EXERCISE INSTRUCTIONS
Go through the data below and gather each line containing "JSON".

GIVEN DATA
★ ★ ★ ★ ★ ★ ★

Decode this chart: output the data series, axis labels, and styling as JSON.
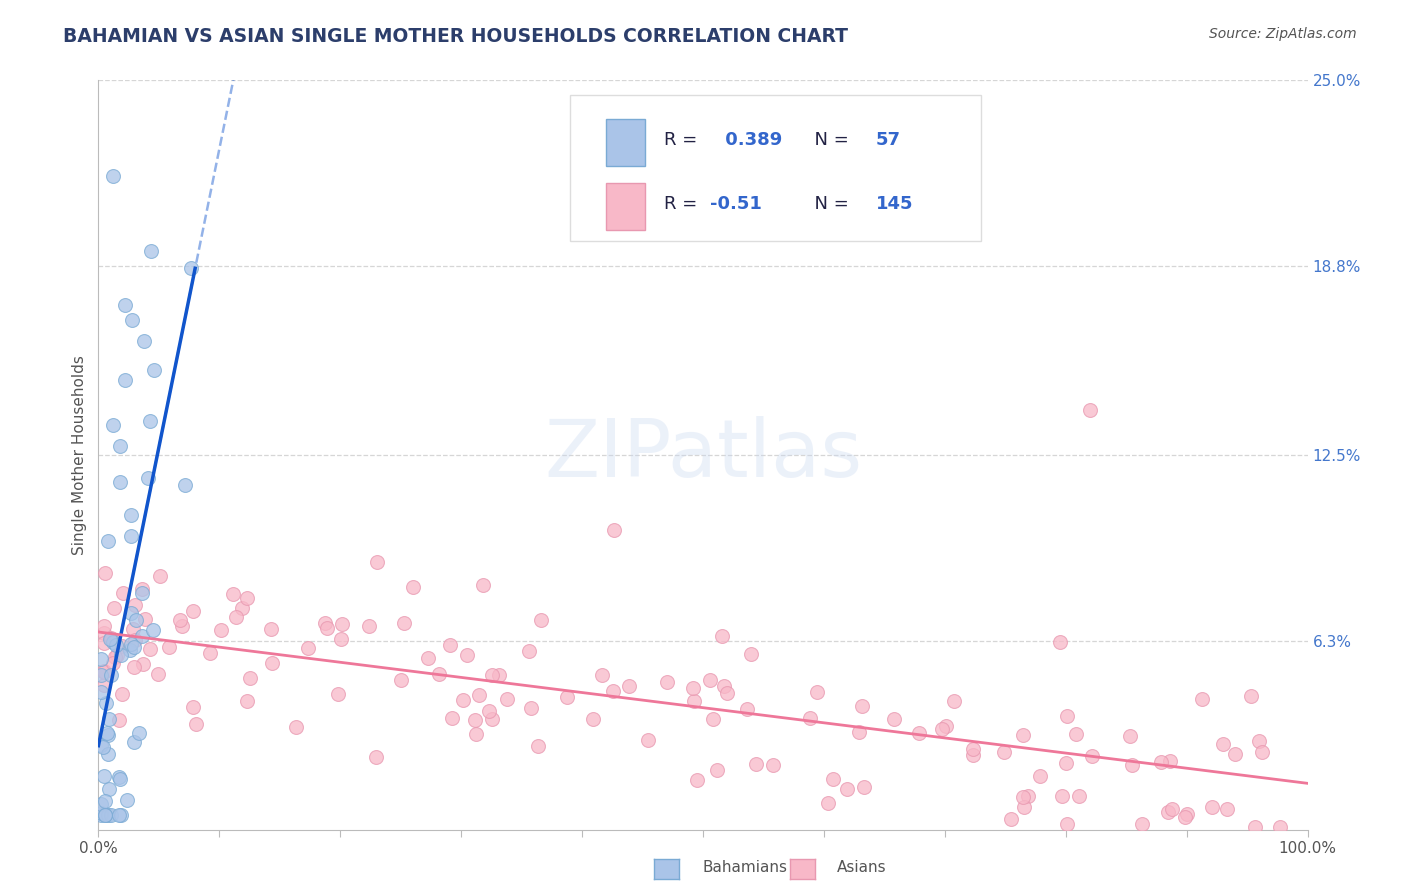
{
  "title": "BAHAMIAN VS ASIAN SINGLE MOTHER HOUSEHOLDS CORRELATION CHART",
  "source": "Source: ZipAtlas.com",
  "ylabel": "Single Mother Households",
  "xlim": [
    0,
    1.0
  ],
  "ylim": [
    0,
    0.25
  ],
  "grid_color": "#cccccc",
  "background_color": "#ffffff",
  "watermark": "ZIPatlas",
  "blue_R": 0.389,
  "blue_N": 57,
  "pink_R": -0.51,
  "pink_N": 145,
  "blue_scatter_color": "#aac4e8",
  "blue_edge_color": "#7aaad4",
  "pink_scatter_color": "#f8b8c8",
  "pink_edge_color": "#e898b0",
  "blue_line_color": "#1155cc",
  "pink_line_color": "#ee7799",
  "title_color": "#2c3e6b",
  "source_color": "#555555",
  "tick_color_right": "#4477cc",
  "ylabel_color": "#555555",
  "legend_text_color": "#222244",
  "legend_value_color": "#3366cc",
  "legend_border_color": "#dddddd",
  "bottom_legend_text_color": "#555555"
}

★ ★ ★ ★ ★ ★ ★

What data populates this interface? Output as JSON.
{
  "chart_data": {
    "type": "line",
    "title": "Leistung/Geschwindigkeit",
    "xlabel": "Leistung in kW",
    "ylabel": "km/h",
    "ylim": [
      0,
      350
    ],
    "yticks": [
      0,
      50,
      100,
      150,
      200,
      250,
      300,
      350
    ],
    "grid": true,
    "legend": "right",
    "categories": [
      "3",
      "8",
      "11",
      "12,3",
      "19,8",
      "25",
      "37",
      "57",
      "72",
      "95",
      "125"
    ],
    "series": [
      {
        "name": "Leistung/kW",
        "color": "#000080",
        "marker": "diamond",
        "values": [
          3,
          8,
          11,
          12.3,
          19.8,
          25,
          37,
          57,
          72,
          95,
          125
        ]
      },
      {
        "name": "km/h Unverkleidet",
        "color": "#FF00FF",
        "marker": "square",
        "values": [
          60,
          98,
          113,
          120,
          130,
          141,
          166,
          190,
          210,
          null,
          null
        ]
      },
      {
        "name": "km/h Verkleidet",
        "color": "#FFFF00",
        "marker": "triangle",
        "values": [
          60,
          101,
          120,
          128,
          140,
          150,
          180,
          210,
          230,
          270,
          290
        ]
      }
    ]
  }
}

★ ★ ★ ★ ★ ★ ★

RESULT
Decode this chart: output the data series, axis labels, and styling as JSON.
What data populates this interface? Output as JSON.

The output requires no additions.